Go through the material and write it all out exactly, minus the pictures.

** Begin EXERCISE MATERIALS **

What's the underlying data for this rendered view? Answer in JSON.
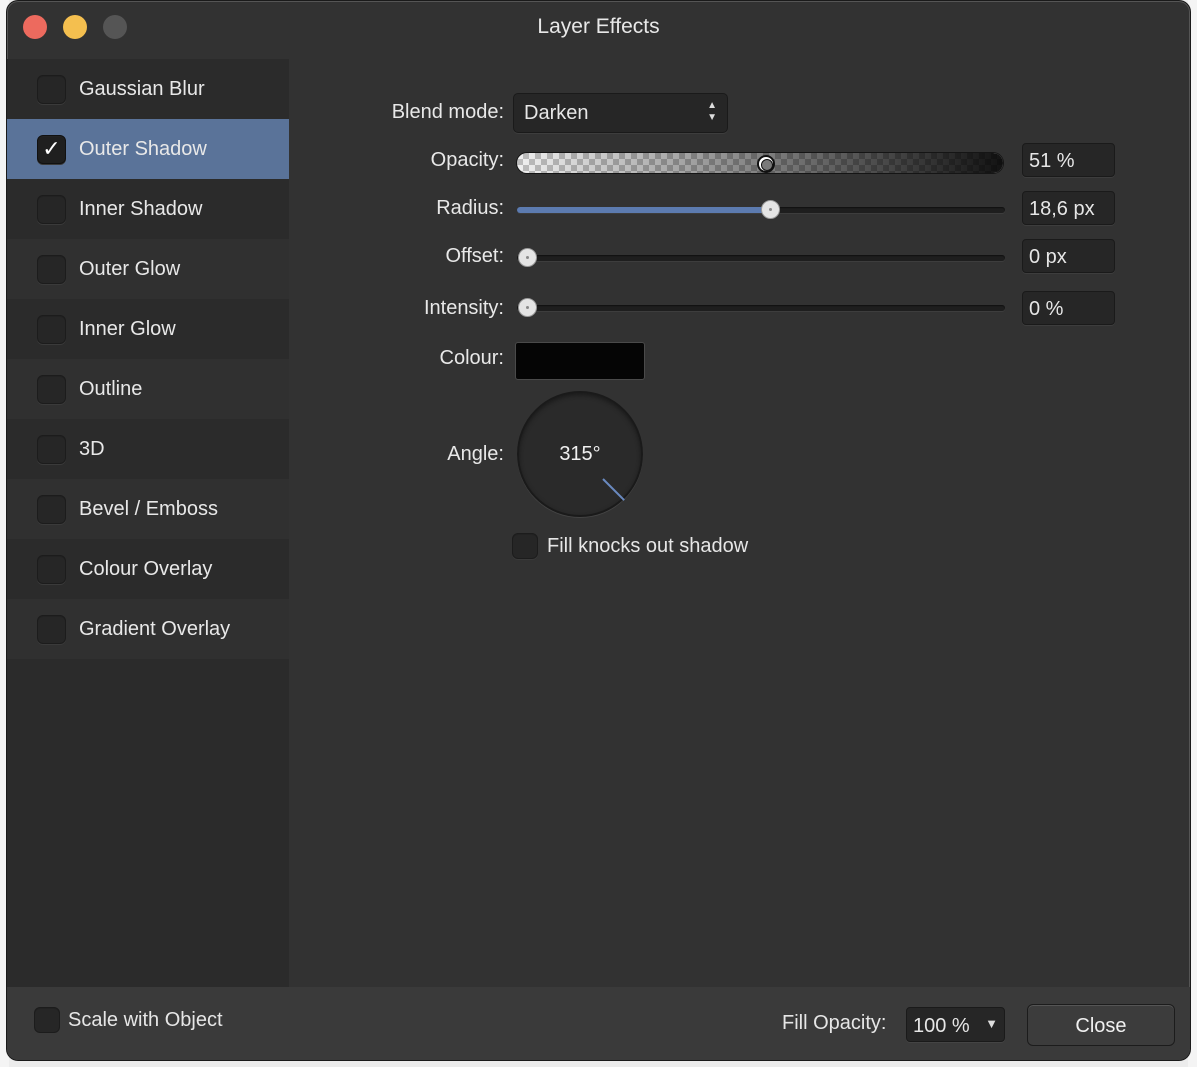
{
  "window": {
    "title": "Layer Effects"
  },
  "effects": [
    {
      "label": "Gaussian Blur",
      "checked": false
    },
    {
      "label": "Outer Shadow",
      "checked": true
    },
    {
      "label": "Inner Shadow",
      "checked": false
    },
    {
      "label": "Outer Glow",
      "checked": false
    },
    {
      "label": "Inner Glow",
      "checked": false
    },
    {
      "label": "Outline",
      "checked": false
    },
    {
      "label": "3D",
      "checked": false
    },
    {
      "label": "Bevel / Emboss",
      "checked": false
    },
    {
      "label": "Colour Overlay",
      "checked": false
    },
    {
      "label": "Gradient Overlay",
      "checked": false
    }
  ],
  "selected_effect": "Outer Shadow",
  "checkmark_glyph": "✓",
  "settings": {
    "blend_mode_label": "Blend mode:",
    "blend_mode_value": "Darken",
    "opacity_label": "Opacity:",
    "opacity_value": "51 %",
    "opacity_fraction": 0.51,
    "radius_label": "Radius:",
    "radius_value": "18,6 px",
    "radius_fraction": 0.52,
    "offset_label": "Offset:",
    "offset_value": "0 px",
    "offset_fraction": 0,
    "intensity_label": "Intensity:",
    "intensity_value": "0 %",
    "intensity_fraction": 0,
    "colour_label": "Colour:",
    "colour_value": "#050505",
    "angle_label": "Angle:",
    "angle_value": "315°",
    "fill_knocks_label": "Fill knocks out shadow",
    "fill_knocks_checked": false
  },
  "footer": {
    "scale_label": "Scale with Object",
    "fill_opacity_label": "Fill Opacity:",
    "fill_opacity_value": "100 %",
    "close_label": "Close"
  },
  "colors": {
    "accent": "#5a7399",
    "slider_fill": "#5c7bb0",
    "traffic_close": "#ed6a5e",
    "traffic_minimize": "#f4bf4f",
    "traffic_zoom": "#555555"
  }
}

** End EXERCISE MATERIALS **

RESULT OF THE EXERCISE
What's the underlying data for this rendered view? Answer in JSON.
{
  "window": {
    "title": "Layer Effects"
  },
  "effects": [
    {
      "label": "Gaussian Blur",
      "checked": false
    },
    {
      "label": "Outer Shadow",
      "checked": true
    },
    {
      "label": "Inner Shadow",
      "checked": false
    },
    {
      "label": "Outer Glow",
      "checked": false
    },
    {
      "label": "Inner Glow",
      "checked": false
    },
    {
      "label": "Outline",
      "checked": false
    },
    {
      "label": "3D",
      "checked": false
    },
    {
      "label": "Bevel / Emboss",
      "checked": false
    },
    {
      "label": "Colour Overlay",
      "checked": false
    },
    {
      "label": "Gradient Overlay",
      "checked": false
    }
  ],
  "selected_effect": "Outer Shadow",
  "checkmark_glyph": "✓",
  "settings": {
    "blend_mode_label": "Blend mode:",
    "blend_mode_value": "Darken",
    "opacity_label": "Opacity:",
    "opacity_value": "51 %",
    "opacity_fraction": 0.51,
    "radius_label": "Radius:",
    "radius_value": "18,6 px",
    "radius_fraction": 0.52,
    "offset_label": "Offset:",
    "offset_value": "0 px",
    "offset_fraction": 0,
    "intensity_label": "Intensity:",
    "intensity_value": "0 %",
    "intensity_fraction": 0,
    "colour_label": "Colour:",
    "colour_value": "#050505",
    "angle_label": "Angle:",
    "angle_value": "315°",
    "fill_knocks_label": "Fill knocks out shadow",
    "fill_knocks_checked": false
  },
  "footer": {
    "scale_label": "Scale with Object",
    "fill_opacity_label": "Fill Opacity:",
    "fill_opacity_value": "100 %",
    "close_label": "Close"
  },
  "colors": {
    "accent": "#5a7399",
    "slider_fill": "#5c7bb0",
    "traffic_close": "#ed6a5e",
    "traffic_minimize": "#f4bf4f",
    "traffic_zoom": "#555555"
  }
}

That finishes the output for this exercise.